→ **Data tied to figure images**
====

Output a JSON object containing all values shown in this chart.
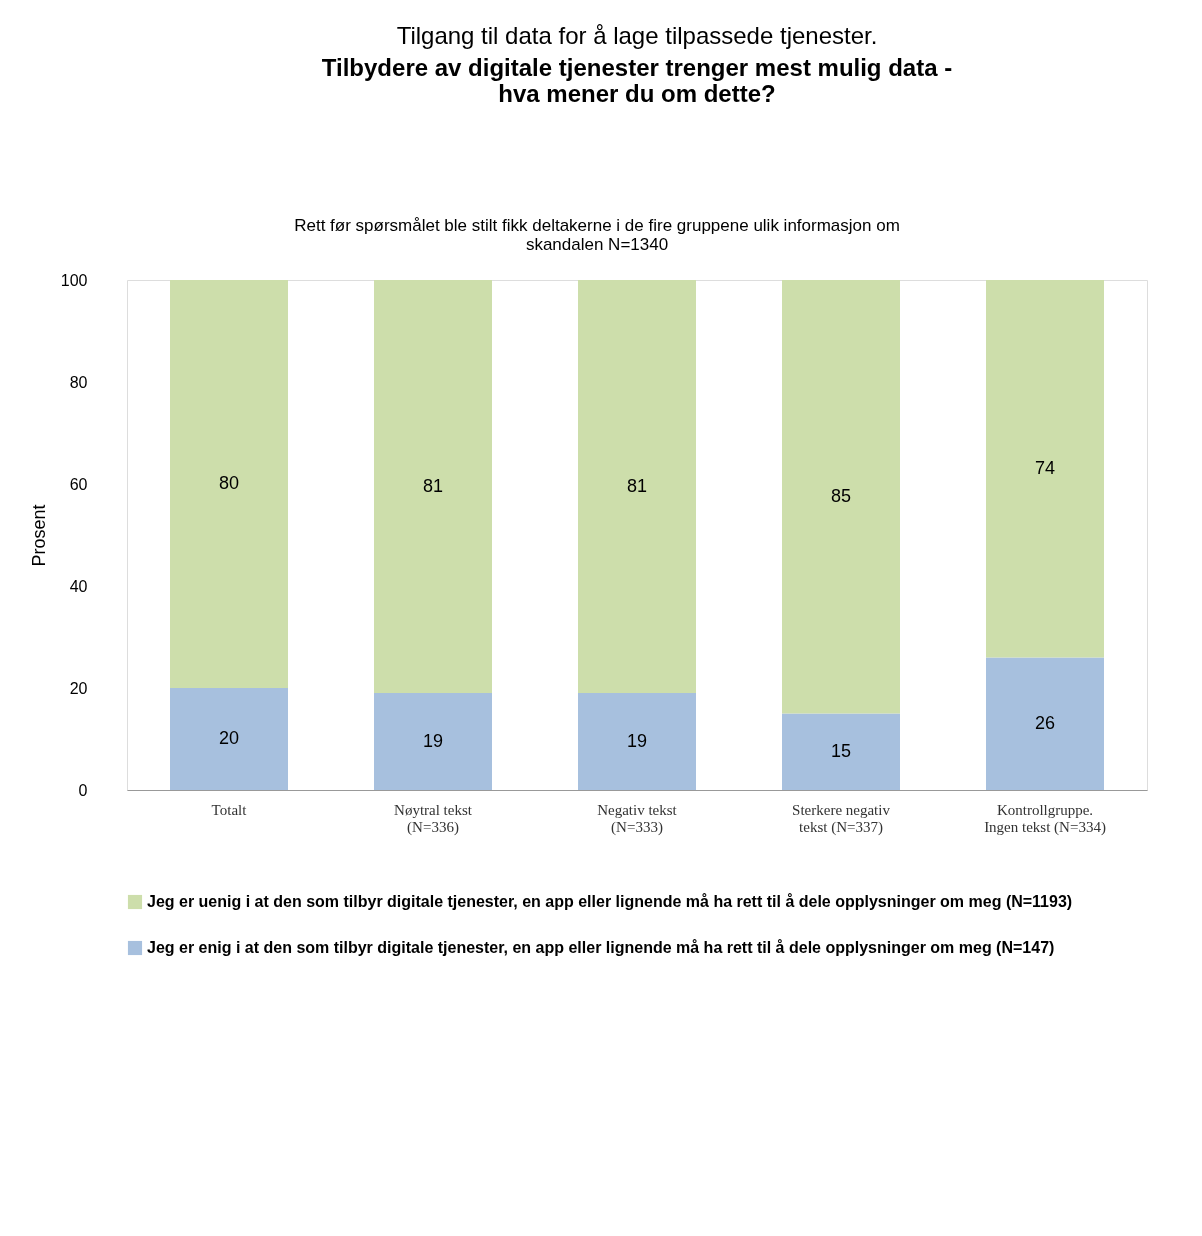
{
  "chart_data": {
    "type": "bar",
    "stacked": true,
    "title": "Tilgang til data for å lage tilpassede tjenester.",
    "subtitle": "Tilbydere av digitale tjenester trenger mest mulig data - hva mener du om dette?",
    "annotations": [
      "Rett før spørsmålet ble stilt fikk deltakerne i de fire gruppene ulik informasjon om skandalen N=1340"
    ],
    "ylabel": "Prosent",
    "categories": [
      "Totalt",
      "Nøytral tekst (N=336)",
      "Negativ tekst (N=333)",
      "Sterkere negativ tekst (N=337)",
      "Kontrollgruppe. Ingen tekst (N=334)"
    ],
    "series": [
      {
        "name": "Jeg er enig i at den som tilbyr digitale tjenester, en app eller lignende må ha rett til å dele opplysninger om meg (N=147)",
        "color": "#a7c0de",
        "values": [
          20,
          19,
          19,
          15,
          26
        ]
      },
      {
        "name": "Jeg er uenig i at den som tilbyr digitale tjenester, en app eller lignende må ha rett til å dele opplysninger om meg (N=1193)",
        "color": "#cddeab",
        "values": [
          80,
          81,
          81,
          85,
          74
        ]
      }
    ],
    "ylim": [
      0,
      100
    ],
    "yticks": [
      0,
      20,
      40,
      60,
      80,
      100
    ],
    "data_labels": true,
    "grid": false,
    "legend": "bottom"
  }
}
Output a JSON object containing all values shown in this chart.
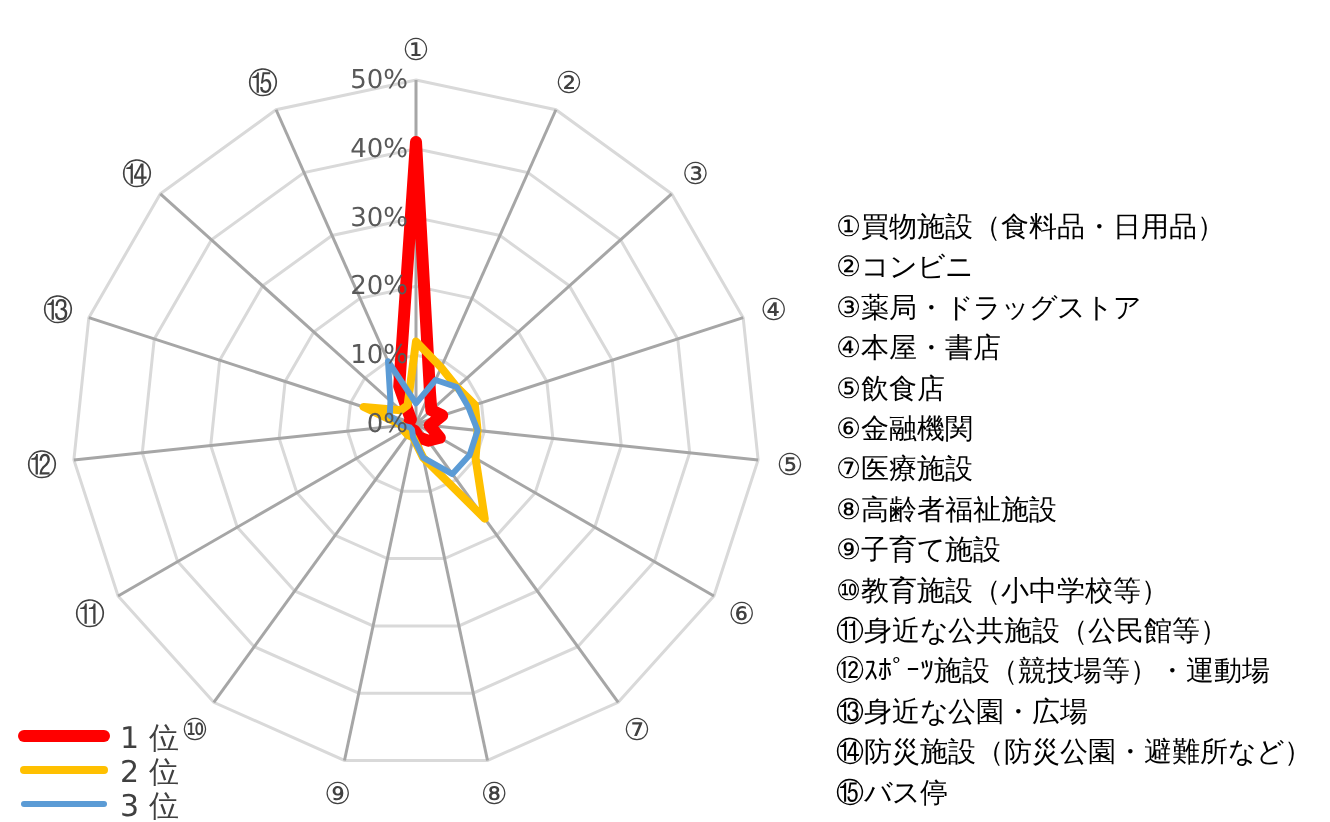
{
  "chart_data": {
    "type": "radar",
    "categories": [
      "①",
      "②",
      "③",
      "④",
      "⑤",
      "⑥",
      "⑦",
      "⑧",
      "⑨",
      "⑩",
      "⑪",
      "⑫",
      "⑬",
      "⑭",
      "⑮"
    ],
    "series": [
      {
        "name": "1 位",
        "color": "#ff0000",
        "values": [
          41,
          5,
          3,
          4,
          2,
          4,
          3,
          2,
          1,
          1,
          1,
          1,
          1,
          1,
          6
        ]
      },
      {
        "name": "2 位",
        "color": "#ffc000",
        "values": [
          12,
          9,
          8,
          9,
          9,
          10,
          17,
          5,
          2,
          2,
          2,
          2,
          8,
          3,
          3
        ]
      },
      {
        "name": "3 位",
        "color": "#5b9bd5",
        "values": [
          3,
          7,
          8,
          8,
          9,
          9,
          9,
          5,
          2,
          1,
          1,
          2,
          4,
          5,
          10
        ]
      }
    ],
    "ylim": [
      0,
      50
    ],
    "yticks": [
      {
        "value": 0,
        "label": "0%"
      },
      {
        "value": 10,
        "label": "10%"
      },
      {
        "value": 20,
        "label": "20%"
      },
      {
        "value": 30,
        "label": "30%"
      },
      {
        "value": 40,
        "label": "40%"
      },
      {
        "value": 50,
        "label": "50%"
      }
    ],
    "grid": true,
    "legend": "bottom left",
    "annotations": [
      "①買物施設（食料品・日用品）",
      "②コンビニ",
      "③薬局・ドラッグストア",
      "④本屋・書店",
      "⑤飲食店",
      "⑥金融機関",
      "⑦医療施設",
      "⑧高齢者福祉施設",
      "⑨子育て施設",
      "⑩教育施設（小中学校等）",
      "⑪身近な公共施設（公民館等）",
      "⑫ｽﾎﾟｰﾂ施設（競技場等）・運動場",
      "⑬身近な公園・広場",
      "⑭防災施設（防災公園・避難所など）",
      "⑮バス停"
    ]
  }
}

====

→ **TASK PROMPT**
Set down the material above as is, without any pictures.

→ **SOLVED PROBLEM**
Output a JSON object containing all values shown in this chart.
{
  "chart_data": {
    "type": "bar",
    "stacked": true,
    "title": "Tilgang til data for å lage tilpassede tjenester.",
    "subtitle": "Tilbydere av digitale tjenester trenger mest mulig data - hva mener du om dette?",
    "annotations": [
      "Rett før spørsmålet ble stilt fikk deltakerne i de fire gruppene ulik informasjon om skandalen N=1340"
    ],
    "ylabel": "Prosent",
    "categories": [
      "Totalt",
      "Nøytral tekst (N=336)",
      "Negativ tekst (N=333)",
      "Sterkere negativ tekst (N=337)",
      "Kontrollgruppe. Ingen tekst (N=334)"
    ],
    "series": [
      {
        "name": "Jeg er enig i at den som tilbyr digitale tjenester, en app eller lignende må ha rett til å dele opplysninger om meg (N=147)",
        "color": "#a7c0de",
        "values": [
          20,
          19,
          19,
          15,
          26
        ]
      },
      {
        "name": "Jeg er uenig i at den som tilbyr digitale tjenester, en app eller lignende må ha rett til å dele opplysninger om meg (N=1193)",
        "color": "#cddeab",
        "values": [
          80,
          81,
          81,
          85,
          74
        ]
      }
    ],
    "ylim": [
      0,
      100
    ],
    "yticks": [
      0,
      20,
      40,
      60,
      80,
      100
    ],
    "data_labels": true,
    "grid": false,
    "legend": "bottom"
  }
}
Output a JSON object containing all values shown in this chart.
{
  "chart_data": {
    "type": "radar",
    "categories": [
      "①",
      "②",
      "③",
      "④",
      "⑤",
      "⑥",
      "⑦",
      "⑧",
      "⑨",
      "⑩",
      "⑪",
      "⑫",
      "⑬",
      "⑭",
      "⑮"
    ],
    "series": [
      {
        "name": "1 位",
        "color": "#ff0000",
        "values": [
          41,
          5,
          3,
          4,
          2,
          4,
          3,
          2,
          1,
          1,
          1,
          1,
          1,
          1,
          6
        ]
      },
      {
        "name": "2 位",
        "color": "#ffc000",
        "values": [
          12,
          9,
          8,
          9,
          9,
          10,
          17,
          5,
          2,
          2,
          2,
          2,
          8,
          3,
          3
        ]
      },
      {
        "name": "3 位",
        "color": "#5b9bd5",
        "values": [
          3,
          7,
          8,
          8,
          9,
          9,
          9,
          5,
          2,
          1,
          1,
          2,
          4,
          5,
          10
        ]
      }
    ],
    "ylim": [
      0,
      50
    ],
    "yticks": [
      {
        "value": 0,
        "label": "0%"
      },
      {
        "value": 10,
        "label": "10%"
      },
      {
        "value": 20,
        "label": "20%"
      },
      {
        "value": 30,
        "label": "30%"
      },
      {
        "value": 40,
        "label": "40%"
      },
      {
        "value": 50,
        "label": "50%"
      }
    ],
    "grid": true,
    "legend": "bottom left",
    "annotations": [
      "①買物施設（食料品・日用品）",
      "②コンビニ",
      "③薬局・ドラッグストア",
      "④本屋・書店",
      "⑤飲食店",
      "⑥金融機関",
      "⑦医療施設",
      "⑧高齢者福祉施設",
      "⑨子育て施設",
      "⑩教育施設（小中学校等）",
      "⑪身近な公共施設（公民館等）",
      "⑫ｽﾎﾟｰﾂ施設（競技場等）・運動場",
      "⑬身近な公園・広場",
      "⑭防災施設（防災公園・避難所など）",
      "⑮バス停"
    ]
  }
}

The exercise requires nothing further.